Exercise requirements: Count the lines in the entries below that include the word "object". Give nothing but the number.

━━━

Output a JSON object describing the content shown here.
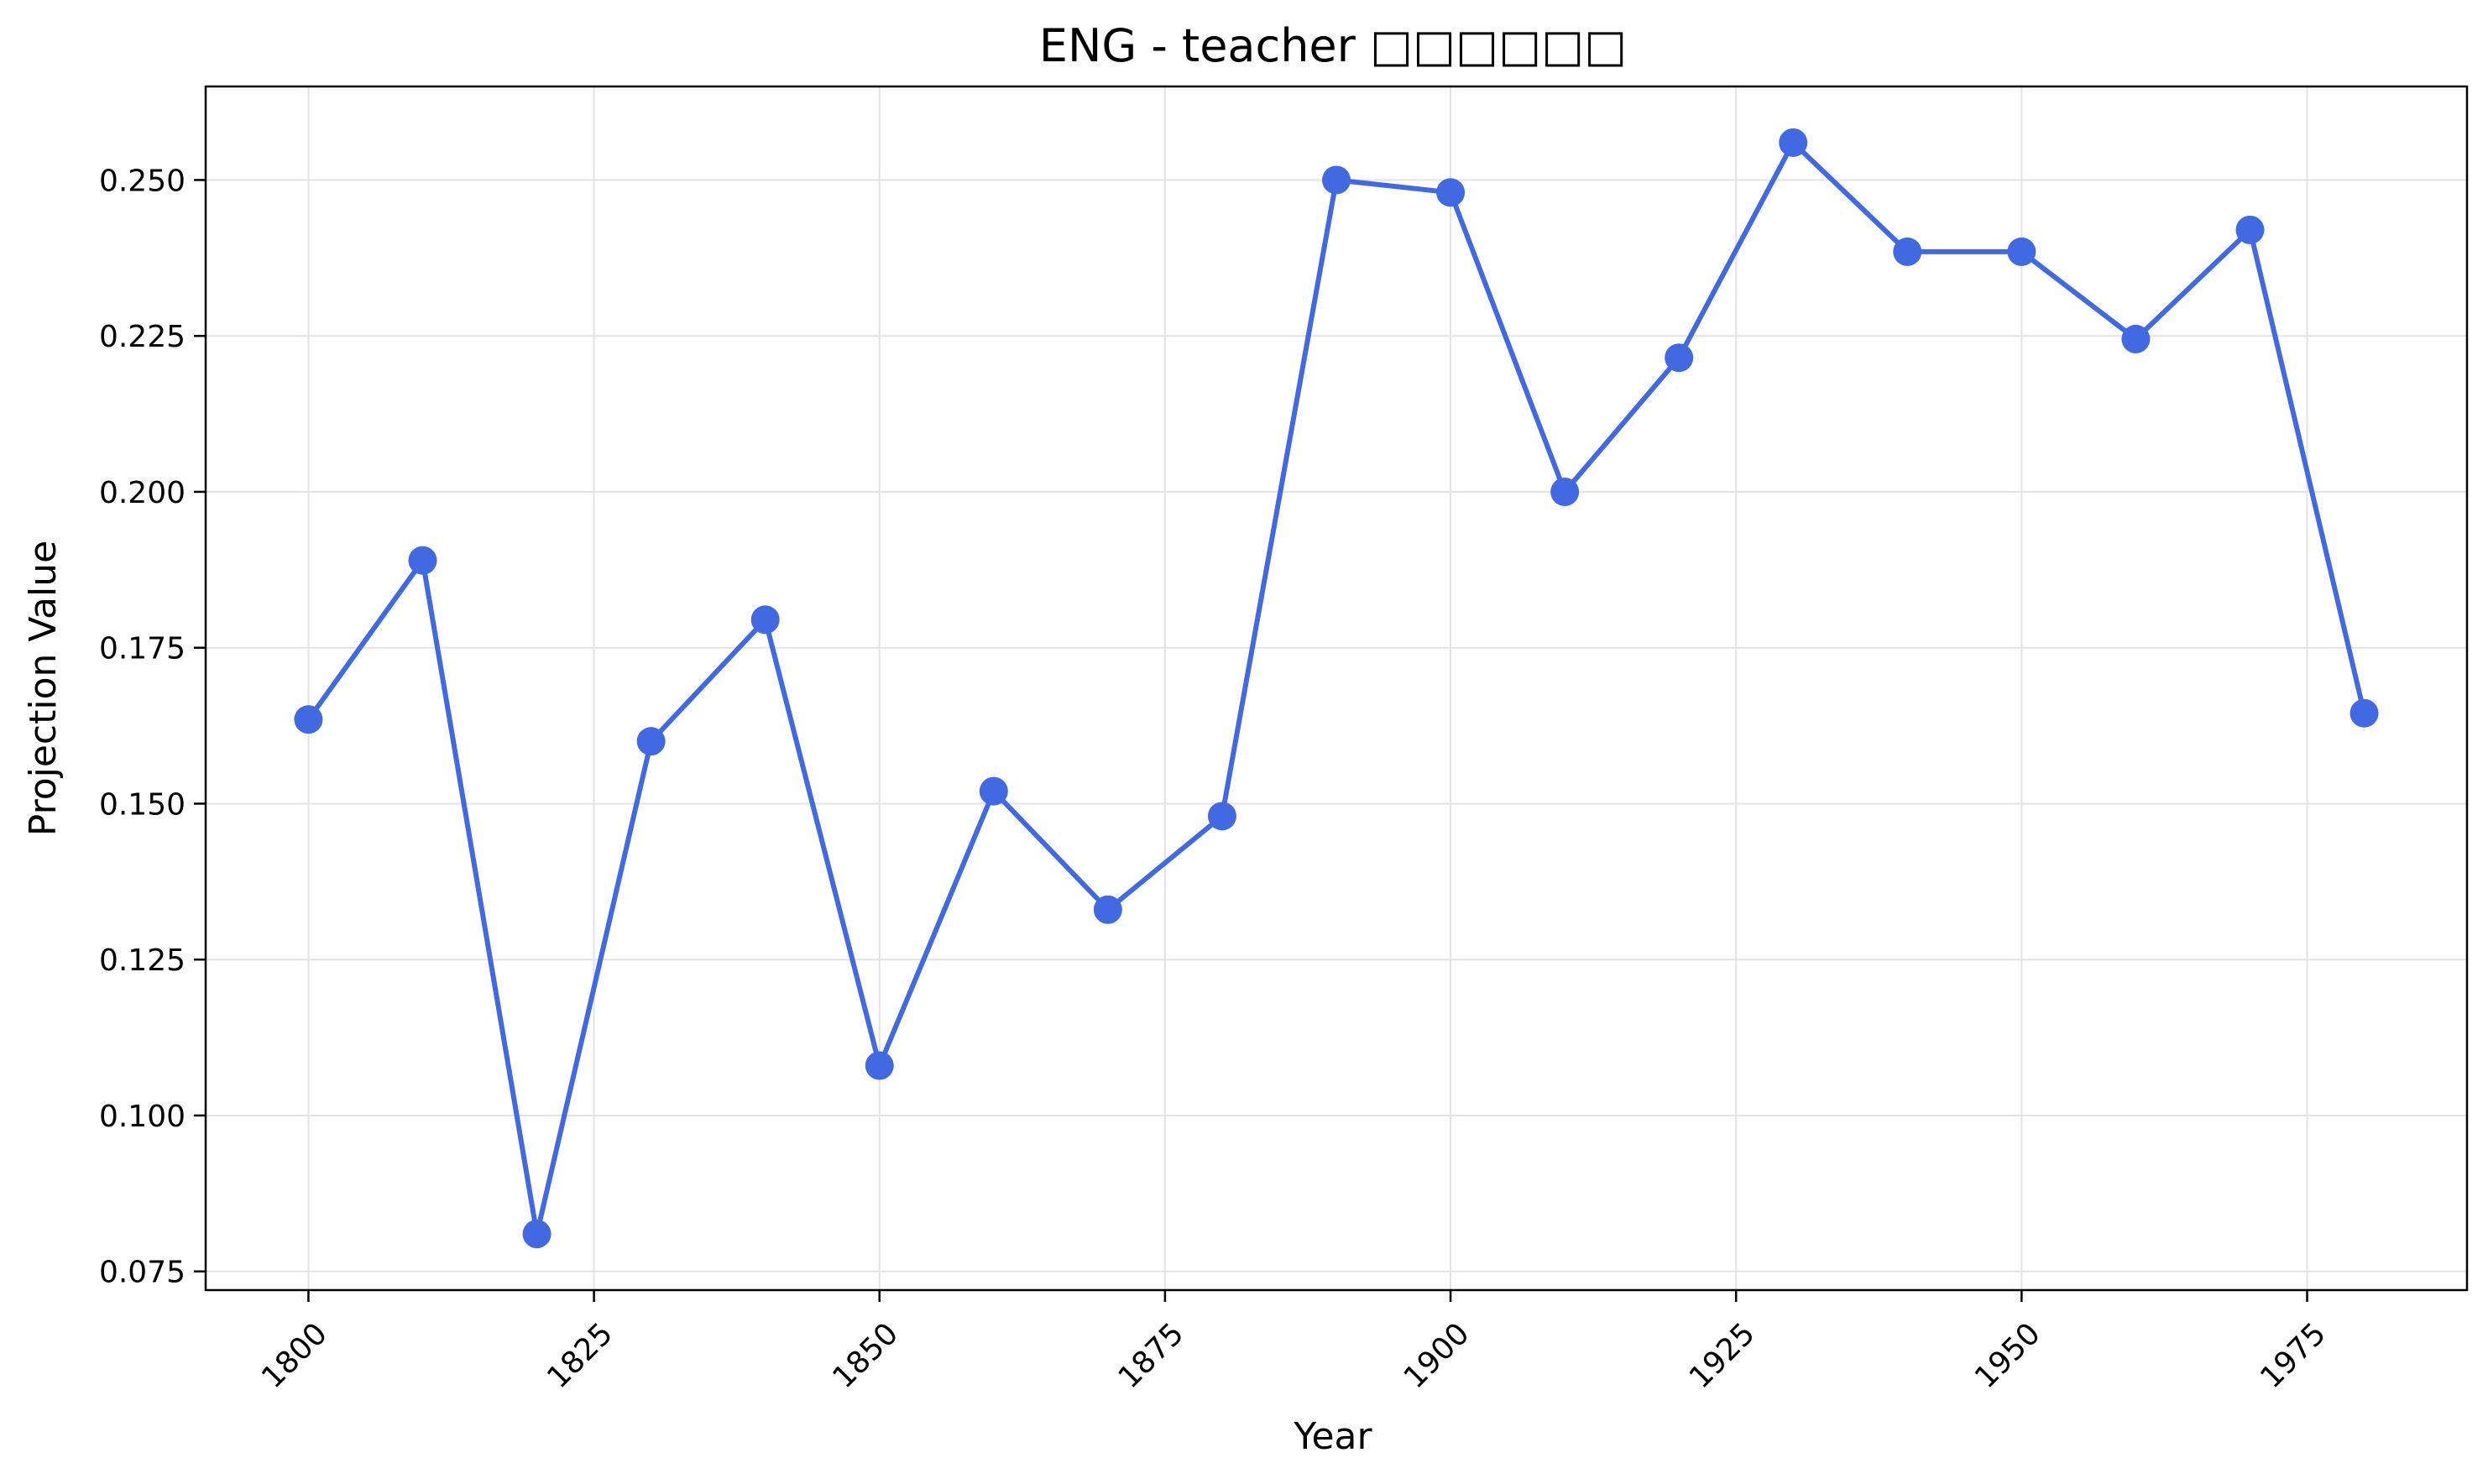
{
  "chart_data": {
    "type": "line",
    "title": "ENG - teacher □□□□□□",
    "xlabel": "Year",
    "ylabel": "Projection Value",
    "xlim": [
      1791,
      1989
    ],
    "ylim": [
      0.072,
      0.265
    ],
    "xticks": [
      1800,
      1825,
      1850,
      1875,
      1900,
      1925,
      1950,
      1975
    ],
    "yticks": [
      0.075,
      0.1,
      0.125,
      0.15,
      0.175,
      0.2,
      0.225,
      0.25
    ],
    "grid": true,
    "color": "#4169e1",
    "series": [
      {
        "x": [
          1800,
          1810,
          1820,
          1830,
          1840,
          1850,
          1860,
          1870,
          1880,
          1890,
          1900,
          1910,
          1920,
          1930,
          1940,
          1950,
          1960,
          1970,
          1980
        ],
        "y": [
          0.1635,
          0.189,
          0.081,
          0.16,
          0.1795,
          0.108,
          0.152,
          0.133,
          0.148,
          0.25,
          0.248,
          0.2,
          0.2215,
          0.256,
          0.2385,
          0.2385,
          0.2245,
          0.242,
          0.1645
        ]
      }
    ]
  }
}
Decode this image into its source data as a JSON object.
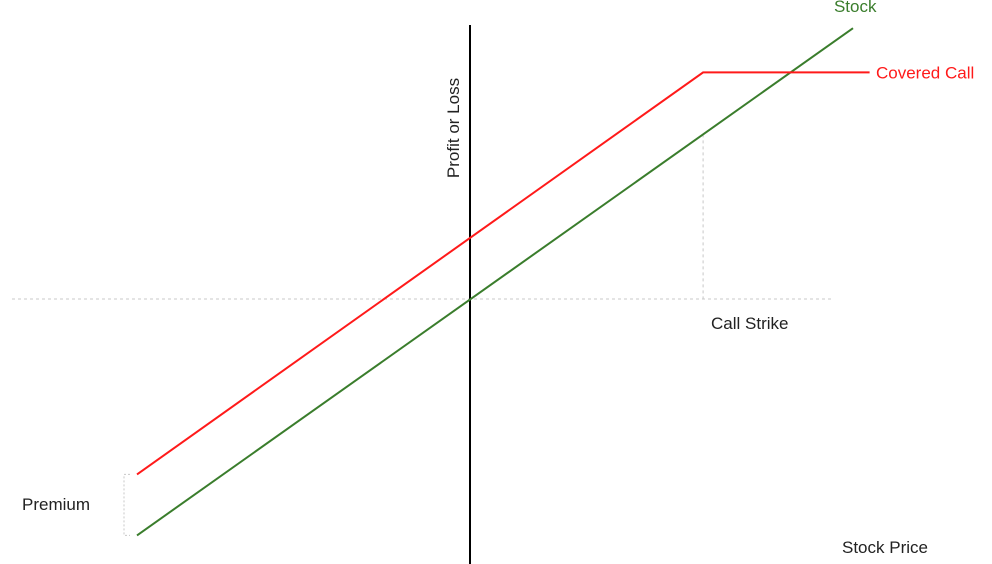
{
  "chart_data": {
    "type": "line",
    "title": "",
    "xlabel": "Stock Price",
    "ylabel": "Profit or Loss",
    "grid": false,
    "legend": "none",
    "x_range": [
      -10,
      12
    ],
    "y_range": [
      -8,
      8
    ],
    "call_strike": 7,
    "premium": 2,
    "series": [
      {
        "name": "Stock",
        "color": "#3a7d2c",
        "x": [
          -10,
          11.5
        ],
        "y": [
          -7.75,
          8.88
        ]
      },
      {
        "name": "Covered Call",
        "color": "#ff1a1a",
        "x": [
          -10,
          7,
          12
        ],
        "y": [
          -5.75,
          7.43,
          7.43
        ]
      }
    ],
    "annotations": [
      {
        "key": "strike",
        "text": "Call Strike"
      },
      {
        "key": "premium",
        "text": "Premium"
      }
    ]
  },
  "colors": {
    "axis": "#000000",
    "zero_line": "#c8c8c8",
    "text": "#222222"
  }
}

━━━

Answer to this problem: 2